**SET EXERCISE**
Can you copy each of the lines below word for word, leaving out the pictures?
— begin EXERCISE MATERIAL —
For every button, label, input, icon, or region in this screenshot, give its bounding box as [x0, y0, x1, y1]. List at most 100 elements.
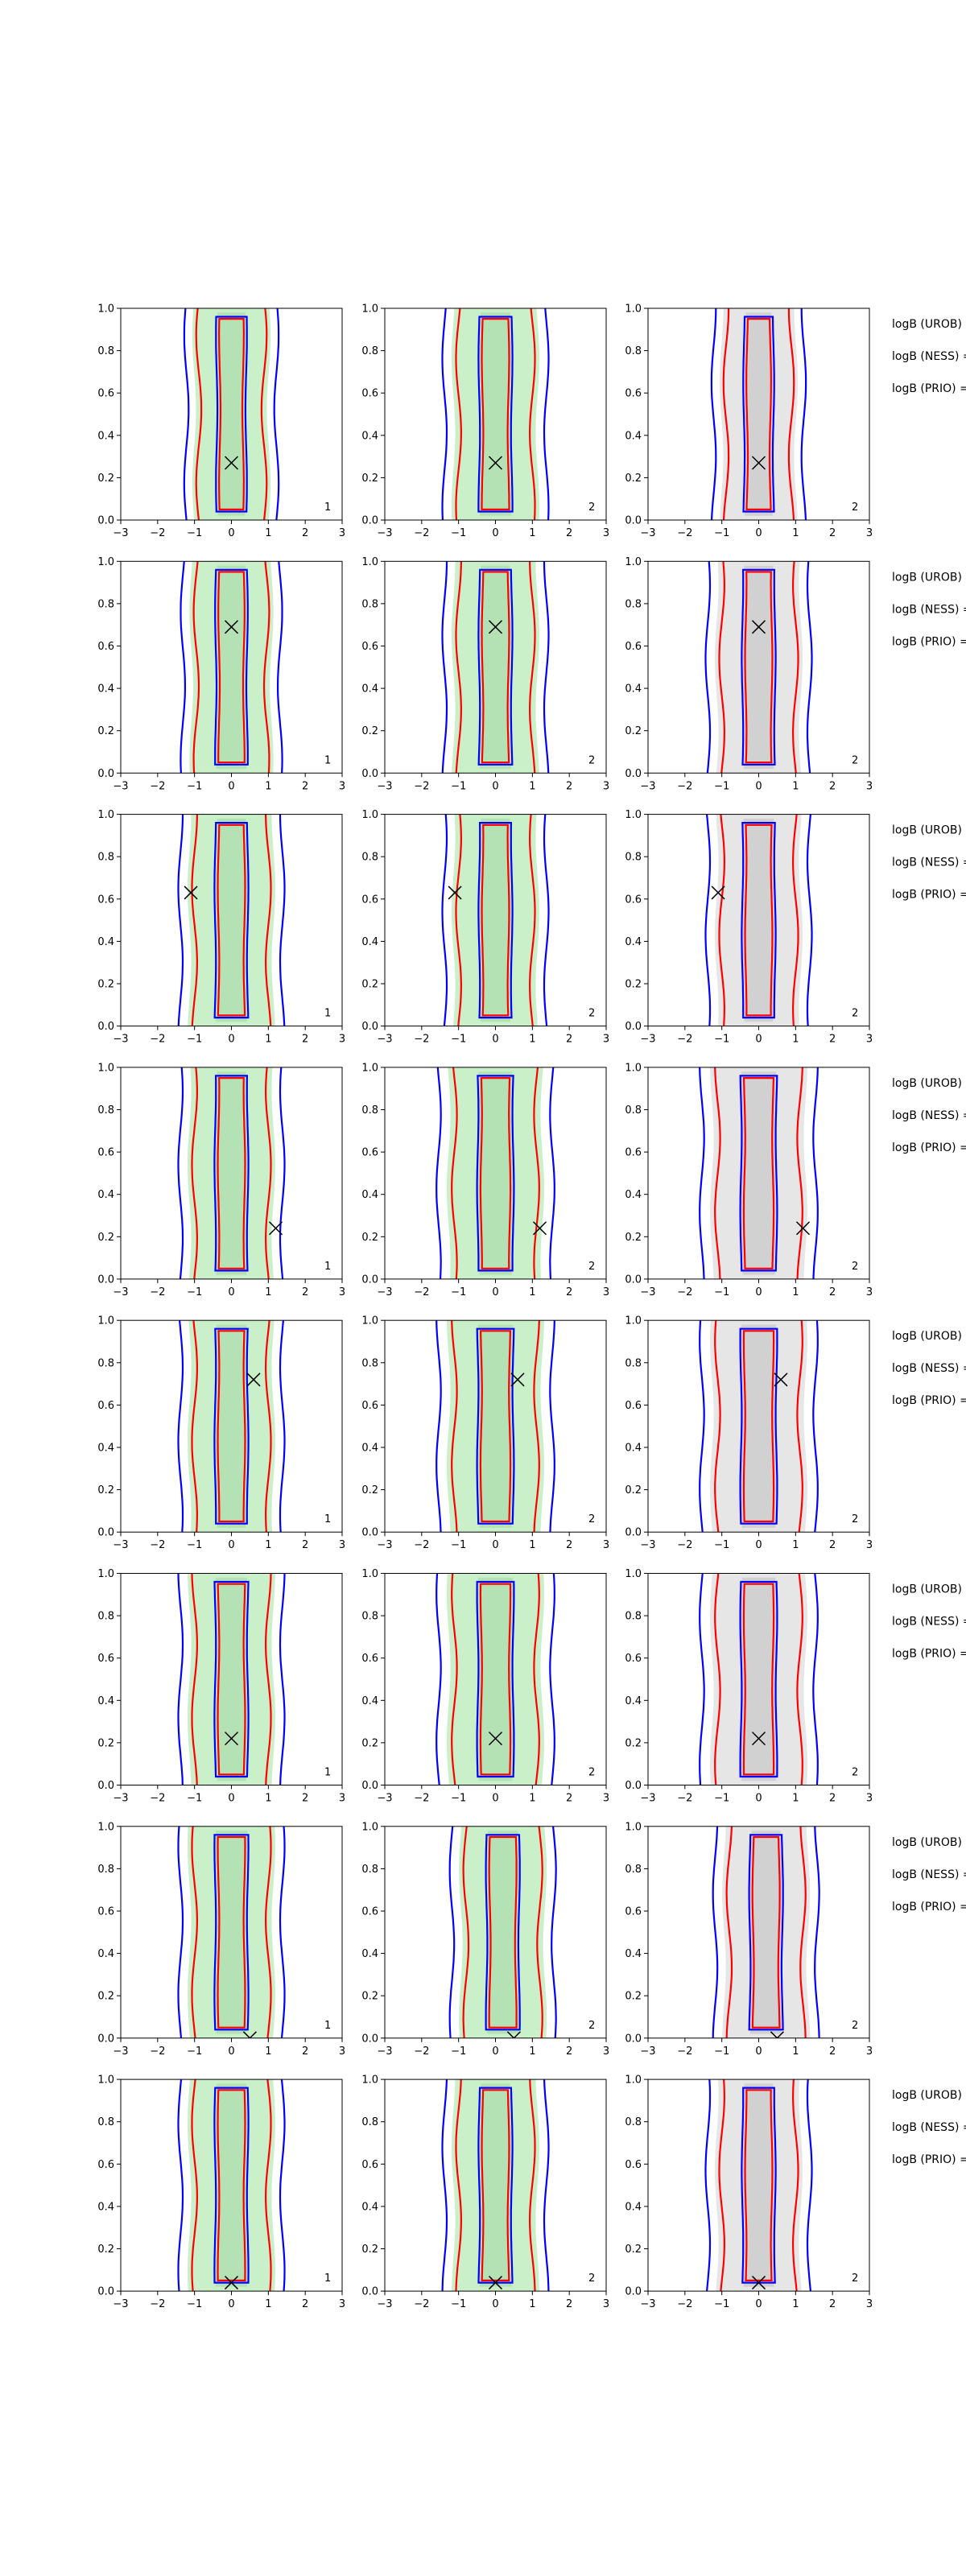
density-core-fill: [215, 1071, 248, 1275]
x-tick-label: −1: [187, 1034, 202, 1046]
y-tick-label: 0.2: [361, 1737, 378, 1749]
contour-blue-outer: [710, 308, 807, 520]
side-label: logB (NESS) =: [892, 2121, 966, 2134]
y-tick-label: 0.8: [361, 852, 378, 864]
panel-corner-label: 1: [324, 2273, 331, 2285]
x-tick-label: 3: [603, 780, 609, 792]
y-tick-label: 0.6: [361, 1653, 378, 1665]
density-core-fill: [215, 2083, 248, 2287]
x-tick-label: 2: [566, 527, 572, 539]
x-tick-label: −3: [113, 1286, 128, 1298]
panel-r2-c2: −3 −2 −1 0 1 2 3 0.0 0.2 0.4 0.6 0.8 1.0 2: [361, 556, 609, 793]
density-fill: [447, 1067, 544, 1279]
y-tick-label: 1.0: [625, 303, 642, 316]
true-value-marker: [246, 1373, 261, 1387]
contour-blue-outer: [177, 1067, 286, 1279]
contour-blue-outer: [704, 561, 813, 774]
side-label: logB (UROB) =: [892, 318, 966, 331]
y-tick-label: 0.4: [97, 1695, 114, 1707]
y-tick-label: 0.8: [97, 345, 114, 357]
panel-r7-c3: −3 −2 −1 0 1 2 3 0.0 0.2 0.4 0.6 0.8 1.0 2: [625, 1821, 873, 2058]
x-tick-label: 0: [492, 1539, 498, 1551]
x-tick-label: −2: [677, 2046, 692, 2058]
true-value-marker: [268, 1221, 283, 1236]
y-tick-label: 0.4: [361, 1695, 378, 1707]
contour-red-inner: [479, 1077, 512, 1269]
x-tick-label: 3: [866, 780, 873, 792]
true-value-marker: [488, 2276, 503, 2290]
panel-r2-c1: −3 −2 −1 0 1 2 3 0.0 0.2 0.4 0.6 0.8 1.0 1: [97, 556, 345, 793]
panel-r3-c1: −3 −2 −1 0 1 2 3 0.0 0.2 0.4 0.6 0.8 1.0 1: [97, 809, 345, 1046]
y-tick-label: 0.0: [97, 768, 114, 780]
true-value-marker: [224, 620, 239, 634]
x-tick-label: 3: [339, 1034, 345, 1046]
contour-red-outer: [195, 308, 268, 520]
y-tick-label: 1.0: [361, 1315, 378, 1327]
x-tick-label: 2: [302, 1793, 308, 1805]
panel-r5-c1: −3 −2 −1 0 1 2 3 0.0 0.2 0.4 0.6 0.8 1.0 1: [97, 1315, 345, 1552]
y-tick-label: 0.6: [361, 1400, 378, 1412]
x-tick-label: 3: [603, 2298, 609, 2310]
x-tick-label: 1: [792, 1286, 799, 1298]
x-tick-label: −3: [377, 2298, 392, 2310]
y-tick-label: 0.6: [625, 1906, 642, 1918]
x-tick-label: 0: [492, 1286, 498, 1298]
y-tick-label: 0.8: [361, 1864, 378, 1876]
contour-blue-inner: [739, 1327, 778, 1525]
contour-blue-outer: [177, 1826, 286, 2038]
density-core-fill: [479, 2083, 512, 2287]
y-tick-label: 0.2: [625, 1991, 642, 2003]
true-value-marker: [532, 1221, 547, 1236]
x-tick-label: 3: [866, 1539, 873, 1551]
y-tick-label: 0.8: [97, 1611, 114, 1623]
density-core-fill: [217, 312, 246, 516]
x-tick-label: −1: [714, 1034, 729, 1046]
contour-blue-inner: [214, 568, 249, 766]
x-tick-label: 0: [228, 1286, 234, 1298]
x-tick-label: −2: [414, 780, 429, 792]
true-value-marker: [711, 886, 725, 900]
y-tick-label: 0.6: [625, 2159, 642, 2171]
contour-red-outer: [451, 1573, 540, 1785]
y-tick-label: 0.8: [361, 1104, 378, 1117]
contour-blue-outer: [704, 814, 813, 1026]
y-tick-label: 1.0: [97, 1821, 114, 1833]
x-tick-label: −3: [377, 1034, 392, 1046]
panel-r4-c3: −3 −2 −1 0 1 2 3 0.0 0.2 0.4 0.6 0.8 1.0 2: [625, 1062, 873, 1298]
x-tick-label: −2: [150, 2298, 165, 2310]
panel-corner-label: 2: [588, 502, 595, 514]
contour-red-inner: [217, 318, 246, 510]
panel-corner-label: 1: [324, 1767, 331, 1779]
x-tick-label: 3: [603, 1793, 609, 1805]
x-tick-label: 2: [566, 2298, 572, 2310]
x-tick-label: 3: [866, 527, 873, 539]
y-tick-label: 0.0: [97, 2033, 114, 2045]
x-tick-label: 2: [829, 527, 836, 539]
y-tick-label: 0.2: [625, 1737, 642, 1749]
side-label: logB (NESS) =: [892, 1616, 966, 1629]
density-fill: [452, 561, 539, 774]
y-tick-label: 1.0: [361, 2074, 378, 2087]
contour-red-outer: [451, 1067, 540, 1279]
contour-red-outer: [714, 1320, 803, 1533]
contour-blue-outer: [183, 308, 280, 520]
density-core-fill: [216, 565, 247, 769]
density-core-fill: [741, 1071, 777, 1275]
contour-blue-inner: [739, 1075, 778, 1272]
x-tick-label: 1: [265, 780, 271, 792]
contour-blue-inner: [742, 316, 775, 513]
x-tick-label: −3: [640, 1034, 655, 1046]
panel-corner-label: 2: [852, 2273, 858, 2285]
density-fill: [710, 1067, 807, 1279]
side-label: logB (NESS) =: [892, 1109, 966, 1122]
y-tick-label: 1.0: [361, 1062, 378, 1074]
x-tick-label: 3: [339, 2046, 345, 2058]
y-tick-label: 0.8: [97, 1104, 114, 1117]
x-tick-label: 3: [866, 2298, 873, 2310]
y-tick-label: 0.6: [361, 894, 378, 906]
y-tick-label: 0.0: [361, 1527, 378, 1539]
panel-corner-label: 1: [324, 1513, 331, 1525]
side-label: logB (NESS) =: [892, 1868, 966, 1881]
y-tick-label: 0.8: [625, 345, 642, 357]
density-core-fill: [477, 1577, 514, 1781]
— end EXERCISE MATERIAL —
**CORRECT ANSWER**
For every button, label, input, icon, or region in this screenshot, give its bounding box as [x0, y0, x1, y1]. List at most 100 elements.
density-core-fill: [215, 1071, 248, 1275]
x-tick-label: −1: [187, 1034, 202, 1046]
y-tick-label: 0.2: [361, 1737, 378, 1749]
contour-blue-outer: [710, 308, 807, 520]
side-label: logB (NESS) =: [892, 2121, 966, 2134]
y-tick-label: 0.8: [361, 852, 378, 864]
panel-corner-label: 1: [324, 2273, 331, 2285]
x-tick-label: 3: [603, 780, 609, 792]
y-tick-label: 0.6: [361, 1653, 378, 1665]
density-core-fill: [215, 2083, 248, 2287]
x-tick-label: 2: [566, 527, 572, 539]
x-tick-label: −3: [113, 1286, 128, 1298]
panel-r2-c2: −3 −2 −1 0 1 2 3 0.0 0.2 0.4 0.6 0.8 1.0 2: [361, 556, 609, 793]
density-fill: [447, 1067, 544, 1279]
y-tick-label: 1.0: [625, 303, 642, 316]
true-value-marker: [246, 1373, 261, 1387]
contour-blue-outer: [177, 1067, 286, 1279]
contour-blue-outer: [704, 561, 813, 774]
side-label: logB (UROB) =: [892, 318, 966, 331]
y-tick-label: 0.4: [97, 1695, 114, 1707]
y-tick-label: 0.8: [97, 345, 114, 357]
panel-r7-c3: −3 −2 −1 0 1 2 3 0.0 0.2 0.4 0.6 0.8 1.0 2: [625, 1821, 873, 2058]
x-tick-label: 0: [492, 1539, 498, 1551]
x-tick-label: −2: [677, 2046, 692, 2058]
true-value-marker: [268, 1221, 283, 1236]
y-tick-label: 0.4: [361, 1695, 378, 1707]
contour-red-inner: [479, 1077, 512, 1269]
x-tick-label: 3: [866, 780, 873, 792]
true-value-marker: [488, 2276, 503, 2290]
panel-r2-c1: −3 −2 −1 0 1 2 3 0.0 0.2 0.4 0.6 0.8 1.0 1: [97, 556, 345, 793]
panel-r3-c1: −3 −2 −1 0 1 2 3 0.0 0.2 0.4 0.6 0.8 1.0 1: [97, 809, 345, 1046]
y-tick-label: 0.0: [97, 768, 114, 780]
true-value-marker: [224, 620, 239, 634]
x-tick-label: 3: [339, 1034, 345, 1046]
contour-red-outer: [195, 308, 268, 520]
y-tick-label: 1.0: [361, 1315, 378, 1327]
x-tick-label: 2: [302, 1793, 308, 1805]
panel-r5-c1: −3 −2 −1 0 1 2 3 0.0 0.2 0.4 0.6 0.8 1.0 1: [97, 1315, 345, 1552]
y-tick-label: 0.6: [361, 1400, 378, 1412]
x-tick-label: 3: [603, 2298, 609, 2310]
x-tick-label: 1: [792, 1286, 799, 1298]
x-tick-label: −3: [377, 2298, 392, 2310]
y-tick-label: 0.6: [625, 1906, 642, 1918]
x-tick-label: 0: [492, 1286, 498, 1298]
y-tick-label: 0.8: [361, 1864, 378, 1876]
contour-blue-inner: [739, 1327, 778, 1525]
contour-blue-outer: [177, 1826, 286, 2038]
density-core-fill: [479, 2083, 512, 2287]
y-tick-label: 0.2: [625, 1991, 642, 2003]
true-value-marker: [532, 1221, 547, 1236]
x-tick-label: 3: [866, 1539, 873, 1551]
y-tick-label: 0.8: [97, 1611, 114, 1623]
density-core-fill: [217, 312, 246, 516]
x-tick-label: −1: [714, 1034, 729, 1046]
contour-blue-inner: [214, 568, 249, 766]
x-tick-label: 0: [228, 1286, 234, 1298]
x-tick-label: −2: [414, 780, 429, 792]
true-value-marker: [711, 886, 725, 900]
y-tick-label: 0.6: [625, 2159, 642, 2171]
contour-red-outer: [451, 1573, 540, 1785]
y-tick-label: 0.8: [361, 1104, 378, 1117]
contour-blue-outer: [704, 814, 813, 1026]
y-tick-label: 1.0: [97, 1821, 114, 1833]
x-tick-label: −3: [377, 1034, 392, 1046]
panel-r4-c3: −3 −2 −1 0 1 2 3 0.0 0.2 0.4 0.6 0.8 1.0 2: [625, 1062, 873, 1298]
x-tick-label: −2: [150, 2298, 165, 2310]
panel-corner-label: 2: [588, 502, 595, 514]
contour-red-inner: [217, 318, 246, 510]
panel-corner-label: 1: [324, 1767, 331, 1779]
x-tick-label: 3: [603, 1793, 609, 1805]
x-tick-label: 2: [566, 2298, 572, 2310]
x-tick-label: 3: [866, 527, 873, 539]
y-tick-label: 0.0: [97, 2033, 114, 2045]
x-tick-label: 2: [829, 527, 836, 539]
y-tick-label: 0.2: [625, 1737, 642, 1749]
side-label: logB (NESS) =: [892, 1616, 966, 1629]
density-fill: [452, 561, 539, 774]
y-tick-label: 1.0: [361, 2074, 378, 2087]
contour-red-outer: [451, 1067, 540, 1279]
contour-red-outer: [714, 1320, 803, 1533]
contour-blue-outer: [183, 308, 280, 520]
density-core-fill: [216, 565, 247, 769]
density-core-fill: [741, 1071, 777, 1275]
contour-blue-inner: [739, 1075, 778, 1272]
x-tick-label: 1: [265, 780, 271, 792]
contour-blue-inner: [742, 316, 775, 513]
x-tick-label: −3: [640, 1034, 655, 1046]
panel-corner-label: 2: [852, 2273, 858, 2285]
density-fill: [710, 1067, 807, 1279]
side-label: logB (NESS) =: [892, 1109, 966, 1122]
y-tick-label: 1.0: [361, 1062, 378, 1074]
x-tick-label: 3: [339, 2046, 345, 2058]
y-tick-label: 0.8: [97, 1104, 114, 1117]
x-tick-label: 3: [866, 2298, 873, 2310]
y-tick-label: 0.6: [361, 894, 378, 906]
y-tick-label: 0.0: [361, 1527, 378, 1539]
panel-corner-label: 1: [324, 1513, 331, 1525]
side-label: logB (NESS) =: [892, 1868, 966, 1881]
y-tick-label: 0.8: [625, 345, 642, 357]
density-core-fill: [477, 1577, 514, 1781]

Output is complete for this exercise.